▶ _Exercise prompt_: Provide an exact repetition of every entry, with no word altered.

▶ _Available data_:
────────────────────

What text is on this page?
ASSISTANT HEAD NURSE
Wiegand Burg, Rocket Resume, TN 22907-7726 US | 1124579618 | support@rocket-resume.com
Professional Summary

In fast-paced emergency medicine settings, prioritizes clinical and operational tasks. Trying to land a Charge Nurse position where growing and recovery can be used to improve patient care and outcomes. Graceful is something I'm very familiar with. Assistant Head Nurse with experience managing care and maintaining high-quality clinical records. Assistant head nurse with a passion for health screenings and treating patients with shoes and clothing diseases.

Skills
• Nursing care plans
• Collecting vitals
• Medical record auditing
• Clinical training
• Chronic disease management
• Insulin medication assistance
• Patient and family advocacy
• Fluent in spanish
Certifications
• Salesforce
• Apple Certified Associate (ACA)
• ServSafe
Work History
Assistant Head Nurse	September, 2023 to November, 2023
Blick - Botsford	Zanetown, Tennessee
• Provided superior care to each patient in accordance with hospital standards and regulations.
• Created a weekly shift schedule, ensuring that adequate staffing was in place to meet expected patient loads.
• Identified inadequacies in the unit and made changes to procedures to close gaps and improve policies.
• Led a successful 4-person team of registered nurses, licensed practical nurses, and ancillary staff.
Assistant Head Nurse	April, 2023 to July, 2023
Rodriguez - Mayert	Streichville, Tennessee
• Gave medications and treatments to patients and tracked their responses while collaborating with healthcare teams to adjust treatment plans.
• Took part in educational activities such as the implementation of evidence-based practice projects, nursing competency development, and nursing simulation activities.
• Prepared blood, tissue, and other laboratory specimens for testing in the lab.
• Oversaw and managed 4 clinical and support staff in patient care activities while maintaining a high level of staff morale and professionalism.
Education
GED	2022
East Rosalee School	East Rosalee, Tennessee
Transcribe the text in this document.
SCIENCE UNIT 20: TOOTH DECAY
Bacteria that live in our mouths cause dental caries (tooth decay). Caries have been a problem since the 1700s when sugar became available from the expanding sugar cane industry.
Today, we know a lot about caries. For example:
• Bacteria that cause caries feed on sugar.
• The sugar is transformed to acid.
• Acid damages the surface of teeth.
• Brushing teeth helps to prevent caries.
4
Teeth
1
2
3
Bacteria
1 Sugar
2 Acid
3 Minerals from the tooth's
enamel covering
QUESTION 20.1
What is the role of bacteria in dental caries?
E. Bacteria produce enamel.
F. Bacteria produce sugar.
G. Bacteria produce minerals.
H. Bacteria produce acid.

────────────────────

▶ _Response_:
What text is on this page?
ASSISTANT HEAD NURSE
Wiegand Burg, Rocket Resume, TN 22907-7726 US | 1124579618 | support@rocket-resume.com
Professional Summary

In fast-paced emergency medicine settings, prioritizes clinical and operational tasks. Trying to land a Charge Nurse position where growing and recovery can be used to improve patient care and outcomes. Graceful is something I'm very familiar with. Assistant Head Nurse with experience managing care and maintaining high-quality clinical records. Assistant head nurse with a passion for health screenings and treating patients with shoes and clothing diseases.

Skills
• Nursing care plans
• Collecting vitals
• Medical record auditing
• Clinical training
• Chronic disease management
• Insulin medication assistance
• Patient and family advocacy
• Fluent in spanish
Certifications
• Salesforce
• Apple Certified Associate (ACA)
• ServSafe
Work History
Assistant Head Nurse	September, 2023 to November, 2023
Blick - Botsford	Zanetown, Tennessee
• Provided superior care to each patient in accordance with hospital standards and regulations.
• Created a weekly shift schedule, ensuring that adequate staffing was in place to meet expected patient loads.
• Identified inadequacies in the unit and made changes to procedures to close gaps and improve policies.
• Led a successful 4-person team of registered nurses, licensed practical nurses, and ancillary staff.
Assistant Head Nurse	April, 2023 to July, 2023
Rodriguez - Mayert	Streichville, Tennessee
• Gave medications and treatments to patients and tracked their responses while collaborating with healthcare teams to adjust treatment plans.
• Took part in educational activities such as the implementation of evidence-based practice projects, nursing competency development, and nursing simulation activities.
• Prepared blood, tissue, and other laboratory specimens for testing in the lab.
• Oversaw and managed 4 clinical and support staff in patient care activities while maintaining a high level of staff morale and professionalism.
Education
GED	2022
East Rosalee School	East Rosalee, Tennessee
Transcribe the text in this document.
SCIENCE UNIT 20: TOOTH DECAY
Bacteria that live in our mouths cause dental caries (tooth decay). Caries have been a problem since the 1700s when sugar became available from the expanding sugar cane industry.
Today, we know a lot about caries. For example:
• Bacteria that cause caries feed on sugar.
• The sugar is transformed to acid.
• Acid damages the surface of teeth.
• Brushing teeth helps to prevent caries.
4
Teeth
1
2
3
Bacteria
1 Sugar
2 Acid
3 Minerals from the tooth's
enamel covering
QUESTION 20.1
What is the role of bacteria in dental caries?
E. Bacteria produce enamel.
F. Bacteria produce sugar.
G. Bacteria produce minerals.
H. Bacteria produce acid.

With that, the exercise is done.